[Figure contents as structured data]
--- BEGIN ---
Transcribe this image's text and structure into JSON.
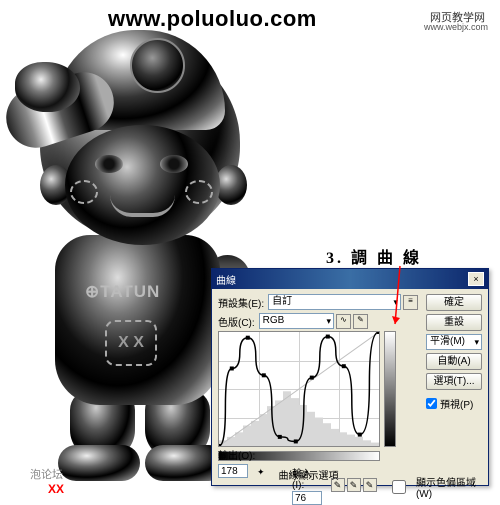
{
  "watermarks": {
    "url": "www.poluoluo.com",
    "cn1": "网页教学网",
    "cn2": "www.webjx.com"
  },
  "mascot": {
    "shirt_text": "⊕TATUN",
    "patch_text": "X X"
  },
  "step": {
    "label": "3. 調 曲 線"
  },
  "dialog": {
    "title": "曲線",
    "preset_label": "預設集(E):",
    "preset_value": "自訂",
    "channel_label": "色版(C):",
    "channel_value": "RGB",
    "buttons": {
      "ok": "確定",
      "cancel": "重設",
      "smooth": "平滑(M)",
      "auto": "自動(A)",
      "options": "選項(T)..."
    },
    "preview_label": "預視(P)",
    "output_label": "輸出(O):",
    "output_value": "178",
    "input_label": "輸入(I):",
    "input_value": "76",
    "show_clipping": "顯示色偏區域(W)",
    "curve_options": "曲線顯示選項",
    "curve": {
      "type": "curve",
      "grid_divisions": 4,
      "background_color": "#ffffff",
      "grid_color": "#d0d0d0",
      "diagonal_color": "#c0c0c0",
      "curve_color": "#000000",
      "histogram_color": "#d8d8d8",
      "curve_points": [
        [
          0.0,
          0.0
        ],
        [
          0.08,
          0.68
        ],
        [
          0.18,
          0.95
        ],
        [
          0.28,
          0.62
        ],
        [
          0.38,
          0.08
        ],
        [
          0.48,
          0.04
        ],
        [
          0.58,
          0.6
        ],
        [
          0.68,
          0.96
        ],
        [
          0.78,
          0.7
        ],
        [
          0.88,
          0.1
        ],
        [
          1.0,
          1.0
        ]
      ],
      "histogram": [
        0.05,
        0.08,
        0.12,
        0.18,
        0.22,
        0.28,
        0.35,
        0.4,
        0.48,
        0.42,
        0.36,
        0.3,
        0.25,
        0.2,
        0.15,
        0.12,
        0.1,
        0.08,
        0.05,
        0.03
      ]
    }
  },
  "bottom": {
    "forum": "泡论坛",
    "mark": "XX"
  }
}
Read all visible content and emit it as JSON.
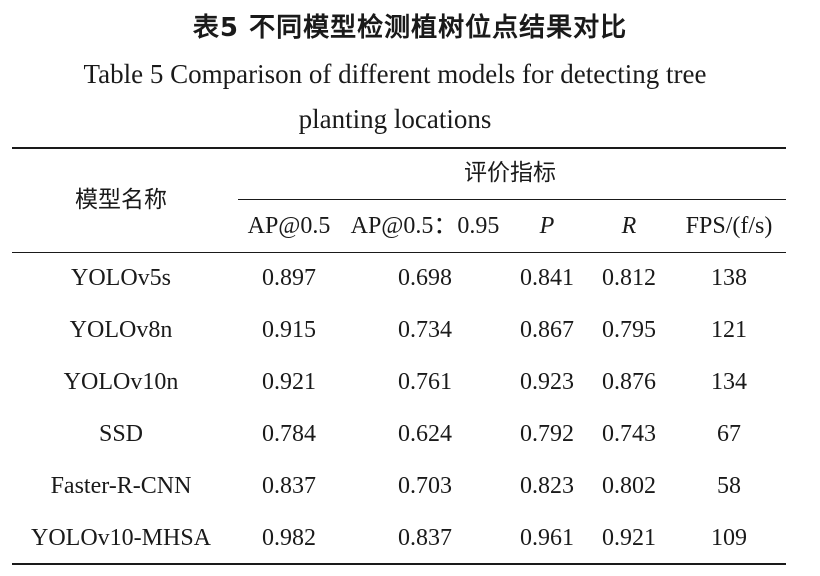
{
  "caption": {
    "chinese": "表5  不同模型检测植树位点结果对比",
    "english_line1": "Table 5  Comparison of different models for detecting tree",
    "english_line2": "planting locations"
  },
  "table": {
    "row_header": "模型名称",
    "group_header": "评价指标",
    "columns": [
      "AP@0.5",
      "AP@0.5：0.95",
      "P",
      "R",
      "FPS/(f/s)"
    ],
    "rows": [
      {
        "model": "YOLOv5s",
        "values": [
          "0.897",
          "0.698",
          "0.841",
          "0.812",
          "138"
        ]
      },
      {
        "model": "YOLOv8n",
        "values": [
          "0.915",
          "0.734",
          "0.867",
          "0.795",
          "121"
        ]
      },
      {
        "model": "YOLOv10n",
        "values": [
          "0.921",
          "0.761",
          "0.923",
          "0.876",
          "134"
        ]
      },
      {
        "model": "SSD",
        "values": [
          "0.784",
          "0.624",
          "0.792",
          "0.743",
          "67"
        ]
      },
      {
        "model": "Faster-R-CNN",
        "values": [
          "0.837",
          "0.703",
          "0.823",
          "0.802",
          "58"
        ]
      },
      {
        "model": "YOLOv10-MHSA",
        "values": [
          "0.982",
          "0.837",
          "0.961",
          "0.921",
          "109"
        ]
      }
    ]
  }
}
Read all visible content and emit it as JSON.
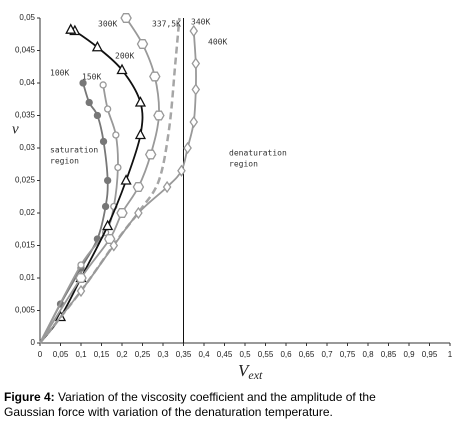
{
  "chart_data": {
    "type": "line",
    "x_label": "V",
    "x_label_sub": "ext",
    "y_label": "ν",
    "xlim": [
      0,
      1
    ],
    "ylim": [
      0,
      0.05
    ],
    "xticks": [
      0,
      {
        "value": 0.05,
        "label": "0,05"
      },
      {
        "value": 0.1,
        "label": "0,1"
      },
      {
        "value": 0.15,
        "label": "0,15"
      },
      {
        "value": 0.2,
        "label": "0,2"
      },
      {
        "value": 0.25,
        "label": "0,25"
      },
      {
        "value": 0.3,
        "label": "0,3"
      },
      {
        "value": 0.35,
        "label": "0,35"
      },
      {
        "value": 0.4,
        "label": "0,4"
      },
      {
        "value": 0.45,
        "label": "0,45"
      },
      {
        "value": 0.5,
        "label": "0,5"
      },
      {
        "value": 0.55,
        "label": "0,55"
      },
      {
        "value": 0.6,
        "label": "0,6"
      },
      {
        "value": 0.65,
        "label": "0,65"
      },
      {
        "value": 0.7,
        "label": "0,7"
      },
      {
        "value": 0.75,
        "label": "0,75"
      },
      {
        "value": 0.8,
        "label": "0,8"
      },
      {
        "value": 0.85,
        "label": "0,85"
      },
      {
        "value": 0.9,
        "label": "0,9"
      },
      {
        "value": 0.95,
        "label": "0,95"
      },
      1
    ],
    "yticks": [
      0,
      {
        "value": 0.005,
        "label": "0,005"
      },
      {
        "value": 0.01,
        "label": "0,01"
      },
      {
        "value": 0.015,
        "label": "0,015"
      },
      {
        "value": 0.02,
        "label": "0,02"
      },
      {
        "value": 0.025,
        "label": "0,025"
      },
      {
        "value": 0.03,
        "label": "0,03"
      },
      {
        "value": 0.035,
        "label": "0,035"
      },
      {
        "value": 0.04,
        "label": "0,04"
      },
      {
        "value": 0.045,
        "label": "0,045"
      },
      {
        "value": 0.05,
        "label": "0,05"
      }
    ],
    "series": [
      {
        "name": "100K",
        "color": "#777777",
        "marker": "filled-circle",
        "x": [
          0,
          0.05,
          0.1,
          0.14,
          0.16,
          0.165,
          0.155,
          0.14,
          0.12,
          0.105
        ],
        "values": [
          0,
          0.006,
          0.0115,
          0.016,
          0.021,
          0.025,
          0.031,
          0.035,
          0.037,
          0.04
        ]
      },
      {
        "name": "150K",
        "color": "#999999",
        "marker": "small-circle",
        "x": [
          0,
          0.1,
          0.16,
          0.18,
          0.19,
          0.185,
          0.165,
          0.154
        ],
        "values": [
          0,
          0.012,
          0.017,
          0.021,
          0.027,
          0.032,
          0.036,
          0.0397
        ]
      },
      {
        "name": "200K",
        "color": "#111111",
        "marker": "triangle",
        "x": [
          0,
          0.05,
          0.1,
          0.165,
          0.21,
          0.245,
          0.245,
          0.2,
          0.14,
          0.085,
          0.075
        ],
        "values": [
          0,
          0.004,
          0.01,
          0.018,
          0.025,
          0.032,
          0.037,
          0.042,
          0.0455,
          0.048,
          0.0482
        ]
      },
      {
        "name": "300K",
        "color": "#999999",
        "marker": "hexagon",
        "x": [
          0,
          0.1,
          0.17,
          0.2,
          0.24,
          0.27,
          0.29,
          0.28,
          0.25,
          0.21
        ],
        "values": [
          0,
          0.01,
          0.016,
          0.02,
          0.024,
          0.029,
          0.035,
          0.041,
          0.046,
          0.05
        ]
      },
      {
        "name": "337,5K",
        "color": "#a6a6a6",
        "marker": "dashed",
        "x": [
          0,
          0.1,
          0.19,
          0.245,
          0.29,
          0.315,
          0.33,
          0.34
        ],
        "values": [
          0,
          0.008,
          0.016,
          0.0205,
          0.025,
          0.033,
          0.043,
          0.05
        ]
      },
      {
        "name": "340K",
        "color": "#111111",
        "marker": "none",
        "x": [
          0.35,
          0.35
        ],
        "values": [
          0,
          0.05
        ]
      },
      {
        "name": "400K",
        "color": "#999999",
        "marker": "diamond",
        "x": [
          0,
          0.1,
          0.18,
          0.24,
          0.31,
          0.345,
          0.36,
          0.375,
          0.38,
          0.38,
          0.375
        ],
        "values": [
          0,
          0.008,
          0.015,
          0.02,
          0.024,
          0.0265,
          0.03,
          0.034,
          0.039,
          0.043,
          0.048
        ]
      }
    ],
    "annotations": [
      [
        "saturation",
        "region"
      ],
      [
        "denaturation",
        "region"
      ]
    ],
    "caption_label": "Figure 4:",
    "caption": [
      "Variation of the viscosity coefficient and the amplitude of the",
      "Gaussian force with variation of the denaturation temperature."
    ]
  }
}
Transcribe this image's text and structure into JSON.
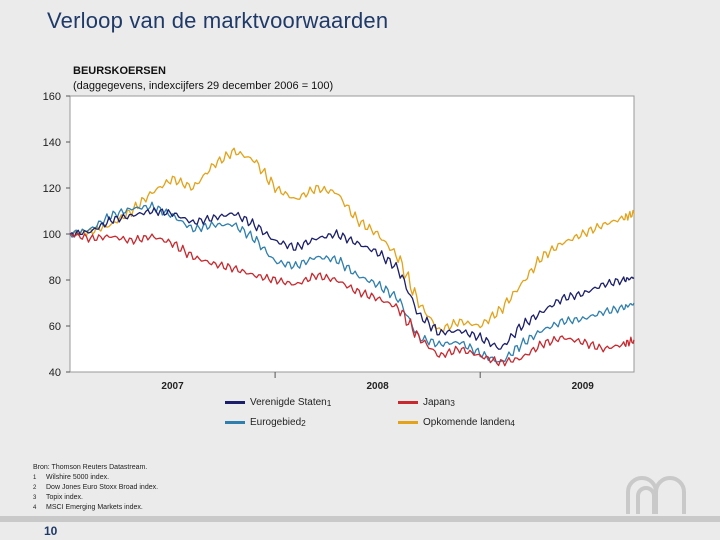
{
  "slide": {
    "title": "Verloop van de marktvoorwaarden",
    "page_number": "10"
  },
  "chart_data": {
    "type": "line",
    "title": "BEURSKOERSEN",
    "subtitle": "(daggegevens, indexcijfers 29 december 2006 = 100)",
    "xlabel": "",
    "ylabel": "",
    "ylim": [
      40,
      160
    ],
    "yticks": [
      40,
      60,
      80,
      100,
      120,
      140,
      160
    ],
    "xlim": [
      2007.0,
      2009.75
    ],
    "xticks": [
      {
        "label": "2007",
        "x": 2007.5
      },
      {
        "label": "2008",
        "x": 2008.5
      },
      {
        "label": "2009",
        "x": 2009.5
      }
    ],
    "x": [
      2007.0,
      2007.1,
      2007.2,
      2007.3,
      2007.4,
      2007.5,
      2007.6,
      2007.7,
      2007.8,
      2007.9,
      2008.0,
      2008.1,
      2008.2,
      2008.3,
      2008.4,
      2008.5,
      2008.6,
      2008.7,
      2008.8,
      2008.9,
      2009.0,
      2009.1,
      2009.2,
      2009.3,
      2009.4,
      2009.5,
      2009.6,
      2009.7,
      2009.75
    ],
    "series": [
      {
        "name": "Verenigde Staten",
        "sup": "1",
        "color": "#1b1f6b",
        "values": [
          100,
          101,
          106,
          108,
          110,
          109,
          105,
          107,
          109,
          104,
          97,
          94,
          98,
          100,
          96,
          92,
          85,
          65,
          57,
          58,
          55,
          50,
          60,
          66,
          72,
          74,
          78,
          80,
          81
        ]
      },
      {
        "name": "Japan",
        "sup": "3",
        "color": "#c8282e",
        "values": [
          100,
          98,
          99,
          97,
          99,
          96,
          90,
          87,
          85,
          82,
          80,
          78,
          82,
          80,
          75,
          72,
          68,
          55,
          47,
          50,
          47,
          44,
          46,
          52,
          55,
          53,
          50,
          52,
          54
        ]
      },
      {
        "name": "Eurogebied",
        "sup": "2",
        "color": "#2f7fae",
        "values": [
          100,
          102,
          108,
          111,
          112,
          108,
          102,
          104,
          104,
          98,
          88,
          86,
          90,
          89,
          82,
          78,
          72,
          55,
          52,
          53,
          48,
          44,
          52,
          58,
          62,
          63,
          66,
          68,
          70
        ]
      },
      {
        "name": "Opkomende landen",
        "sup": "4",
        "color": "#e3a21a",
        "values": [
          100,
          101,
          104,
          110,
          118,
          124,
          120,
          130,
          136,
          132,
          120,
          115,
          120,
          118,
          106,
          100,
          90,
          70,
          58,
          62,
          60,
          67,
          78,
          90,
          96,
          100,
          104,
          107,
          109
        ]
      }
    ]
  },
  "legend": [
    {
      "label": "Verenigde Staten",
      "sup": "1",
      "color": "#1b1f6b"
    },
    {
      "label": "Japan",
      "sup": "3",
      "color": "#c8282e"
    },
    {
      "label": "Eurogebied",
      "sup": "2",
      "color": "#2f7fae"
    },
    {
      "label": "Opkomende landen",
      "sup": "4",
      "color": "#e3a21a"
    }
  ],
  "footnotes": {
    "source": "Bron: Thomson Reuters Datastream.",
    "items": [
      {
        "mark": "1",
        "text": "Wilshire 5000 index."
      },
      {
        "mark": "2",
        "text": "Dow Jones Euro Stoxx Broad index."
      },
      {
        "mark": "3",
        "text": "Topix index."
      },
      {
        "mark": "4",
        "text": "MSCI Emerging Markets index."
      }
    ]
  }
}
--- END ---
[SHORT PROBLEM]
Return from the data every line that holds "Verenigde".

[RIGHT ANSWER]
        "name": "Verenigde Staten",
      "label": "Verenigde Staten",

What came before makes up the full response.